• Work instructions
Retype the whole listing below, character for character.
— BEGIN Supplied entries —
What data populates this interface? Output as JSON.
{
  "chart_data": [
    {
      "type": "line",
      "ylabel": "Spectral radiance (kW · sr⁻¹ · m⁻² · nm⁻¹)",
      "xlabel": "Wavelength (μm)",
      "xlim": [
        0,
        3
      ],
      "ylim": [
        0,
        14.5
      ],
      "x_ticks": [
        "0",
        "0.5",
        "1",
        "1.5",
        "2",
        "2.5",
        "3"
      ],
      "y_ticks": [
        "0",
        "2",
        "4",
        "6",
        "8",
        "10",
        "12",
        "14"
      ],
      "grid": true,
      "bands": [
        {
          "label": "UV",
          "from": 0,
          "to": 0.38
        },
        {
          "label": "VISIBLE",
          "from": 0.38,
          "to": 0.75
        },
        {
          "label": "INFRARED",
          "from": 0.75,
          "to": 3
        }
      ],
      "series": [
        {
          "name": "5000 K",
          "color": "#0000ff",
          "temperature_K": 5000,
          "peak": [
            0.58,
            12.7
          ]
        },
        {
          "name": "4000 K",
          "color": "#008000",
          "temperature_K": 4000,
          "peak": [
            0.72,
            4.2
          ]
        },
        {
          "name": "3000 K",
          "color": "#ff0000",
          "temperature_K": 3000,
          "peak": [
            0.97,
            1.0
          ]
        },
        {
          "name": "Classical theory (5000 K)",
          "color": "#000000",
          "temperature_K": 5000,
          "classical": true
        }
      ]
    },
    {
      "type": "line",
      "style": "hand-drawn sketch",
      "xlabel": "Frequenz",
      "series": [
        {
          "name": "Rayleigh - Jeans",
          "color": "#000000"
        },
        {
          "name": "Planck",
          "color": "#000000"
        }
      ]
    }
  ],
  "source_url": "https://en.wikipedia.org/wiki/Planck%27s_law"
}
— END Supplied entries —
• Output of the task
What data populates this interface? Output as JSON.
{
  "chart_data": [
    {
      "type": "line",
      "ylabel": "Spectral radiance (kW · sr⁻¹ · m⁻² · nm⁻¹)",
      "xlabel": "Wavelength (μm)",
      "xlim": [
        0,
        3
      ],
      "ylim": [
        0,
        14.5
      ],
      "x_ticks": [
        "0",
        "0.5",
        "1",
        "1.5",
        "2",
        "2.5",
        "3"
      ],
      "y_ticks": [
        "0",
        "2",
        "4",
        "6",
        "8",
        "10",
        "12",
        "14"
      ],
      "grid": true,
      "bands": [
        {
          "label": "UV",
          "from": 0,
          "to": 0.38
        },
        {
          "label": "VISIBLE",
          "from": 0.38,
          "to": 0.75
        },
        {
          "label": "INFRARED",
          "from": 0.75,
          "to": 3
        }
      ],
      "series": [
        {
          "name": "5000 K",
          "color": "#0000ff",
          "temperature_K": 5000,
          "peak": [
            0.58,
            12.7
          ]
        },
        {
          "name": "4000 K",
          "color": "#008000",
          "temperature_K": 4000,
          "peak": [
            0.72,
            4.2
          ]
        },
        {
          "name": "3000 K",
          "color": "#ff0000",
          "temperature_K": 3000,
          "peak": [
            0.97,
            1.0
          ]
        },
        {
          "name": "Classical theory (5000 K)",
          "color": "#000000",
          "temperature_K": 5000,
          "classical": true
        }
      ]
    },
    {
      "type": "line",
      "style": "hand-drawn sketch",
      "xlabel": "Frequenz",
      "series": [
        {
          "name": "Rayleigh - Jeans",
          "color": "#000000"
        },
        {
          "name": "Planck",
          "color": "#000000"
        }
      ]
    }
  ],
  "source_url": "https://en.wikipedia.org/wiki/Planck%27s_law"
}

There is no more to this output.